Reproduce verbatim the lines of the entries from the line containing "Patent image size: (1020, 1117)." through the line containing "The first signal 120 is at (600, 220).", including both of those lines.

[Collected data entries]
START
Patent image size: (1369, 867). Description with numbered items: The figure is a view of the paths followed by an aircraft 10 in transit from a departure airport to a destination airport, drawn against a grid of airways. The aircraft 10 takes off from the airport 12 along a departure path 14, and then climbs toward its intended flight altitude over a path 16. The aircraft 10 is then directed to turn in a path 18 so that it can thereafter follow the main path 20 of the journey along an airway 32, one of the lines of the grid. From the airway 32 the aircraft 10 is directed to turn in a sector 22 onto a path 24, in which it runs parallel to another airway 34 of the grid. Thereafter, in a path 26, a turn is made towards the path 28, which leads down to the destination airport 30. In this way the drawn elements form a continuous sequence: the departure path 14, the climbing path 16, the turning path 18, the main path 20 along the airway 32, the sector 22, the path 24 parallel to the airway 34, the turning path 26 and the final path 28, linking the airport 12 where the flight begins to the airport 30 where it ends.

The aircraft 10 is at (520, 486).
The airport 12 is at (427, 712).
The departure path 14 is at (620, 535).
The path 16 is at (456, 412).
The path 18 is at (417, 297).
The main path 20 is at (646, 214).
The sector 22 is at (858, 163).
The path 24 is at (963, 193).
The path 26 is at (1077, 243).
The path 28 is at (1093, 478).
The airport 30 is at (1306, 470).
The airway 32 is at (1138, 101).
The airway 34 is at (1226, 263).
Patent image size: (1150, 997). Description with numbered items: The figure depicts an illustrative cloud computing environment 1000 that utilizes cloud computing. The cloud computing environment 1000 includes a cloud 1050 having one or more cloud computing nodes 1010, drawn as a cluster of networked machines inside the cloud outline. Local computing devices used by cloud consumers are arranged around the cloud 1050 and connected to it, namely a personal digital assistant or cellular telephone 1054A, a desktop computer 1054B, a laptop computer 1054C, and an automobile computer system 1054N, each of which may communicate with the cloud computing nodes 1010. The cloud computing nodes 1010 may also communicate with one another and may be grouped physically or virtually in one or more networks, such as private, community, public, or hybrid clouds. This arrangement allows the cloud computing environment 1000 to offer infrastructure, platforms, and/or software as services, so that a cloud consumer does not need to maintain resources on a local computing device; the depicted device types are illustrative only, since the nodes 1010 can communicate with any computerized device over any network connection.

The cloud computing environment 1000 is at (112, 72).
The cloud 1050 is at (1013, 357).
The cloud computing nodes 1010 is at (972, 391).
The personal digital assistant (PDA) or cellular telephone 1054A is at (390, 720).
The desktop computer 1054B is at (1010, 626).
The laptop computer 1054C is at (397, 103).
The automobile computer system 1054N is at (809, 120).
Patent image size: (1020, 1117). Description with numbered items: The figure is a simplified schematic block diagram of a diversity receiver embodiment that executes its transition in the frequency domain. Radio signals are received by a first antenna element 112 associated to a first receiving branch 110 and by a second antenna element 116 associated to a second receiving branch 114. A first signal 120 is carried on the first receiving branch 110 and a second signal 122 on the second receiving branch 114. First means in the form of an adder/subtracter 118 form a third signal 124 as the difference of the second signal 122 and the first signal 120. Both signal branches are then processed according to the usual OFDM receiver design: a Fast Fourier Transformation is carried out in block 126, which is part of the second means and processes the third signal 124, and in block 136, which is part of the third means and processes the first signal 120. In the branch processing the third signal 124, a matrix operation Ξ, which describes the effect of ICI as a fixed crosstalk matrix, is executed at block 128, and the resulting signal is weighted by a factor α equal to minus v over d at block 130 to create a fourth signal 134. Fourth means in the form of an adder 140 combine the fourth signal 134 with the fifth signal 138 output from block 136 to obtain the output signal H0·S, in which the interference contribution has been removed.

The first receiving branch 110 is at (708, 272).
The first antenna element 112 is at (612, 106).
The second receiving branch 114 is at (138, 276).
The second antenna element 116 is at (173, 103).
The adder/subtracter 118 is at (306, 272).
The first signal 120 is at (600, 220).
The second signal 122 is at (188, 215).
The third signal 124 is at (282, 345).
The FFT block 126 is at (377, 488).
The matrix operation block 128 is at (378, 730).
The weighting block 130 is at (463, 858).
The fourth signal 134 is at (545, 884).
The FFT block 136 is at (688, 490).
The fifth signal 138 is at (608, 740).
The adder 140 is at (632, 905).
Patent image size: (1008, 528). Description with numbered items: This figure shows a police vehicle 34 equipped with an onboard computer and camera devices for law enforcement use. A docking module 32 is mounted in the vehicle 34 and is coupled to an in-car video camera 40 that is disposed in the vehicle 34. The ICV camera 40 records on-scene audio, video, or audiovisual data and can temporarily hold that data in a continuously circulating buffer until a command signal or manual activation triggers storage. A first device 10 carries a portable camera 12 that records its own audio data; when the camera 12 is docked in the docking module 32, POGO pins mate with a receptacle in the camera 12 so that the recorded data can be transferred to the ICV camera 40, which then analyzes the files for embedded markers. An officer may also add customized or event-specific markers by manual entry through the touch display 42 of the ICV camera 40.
END
(REPLY)
Patent image size: (1020, 1117). Description with numbered items: The figure is a simplified schematic block diagram of a diversity receiver embodiment that executes its transition in the frequency domain. Radio signals are received by a first antenna element 112 associated to a first receiving branch 110 and by a second antenna element 116 associated to a second receiving branch 114. A first signal 120 is carried on the first receiving branch 110 and a second signal 122 on the second receiving branch 114. First means in the form of an adder/subtracter 118 form a third signal 124 as the difference of the second signal 122 and the first signal 120. Both signal branches are then processed according to the usual OFDM receiver design: a Fast Fourier Transformation is carried out in block 126, which is part of the second means and processes the third signal 124, and in block 136, which is part of the third means and processes the first signal 120. In the branch processing the third signal 124, a matrix operation Ξ, which describes the effect of ICI as a fixed crosstalk matrix, is executed at block 128, and the resulting signal is weighted by a factor α equal to minus v over d at block 130 to create a fourth signal 134. Fourth means in the form of an adder 140 combine the fourth signal 134 with the fifth signal 138 output from block 136 to obtain the output signal H0·S, in which the interference contribution has been removed.

The first receiving branch 110 is at (708, 272).
The first antenna element 112 is at (612, 106).
The second receiving branch 114 is at (138, 276).
The second antenna element 116 is at (173, 103).
The adder/subtracter 118 is at (306, 272).
The first signal 120 is at (600, 220).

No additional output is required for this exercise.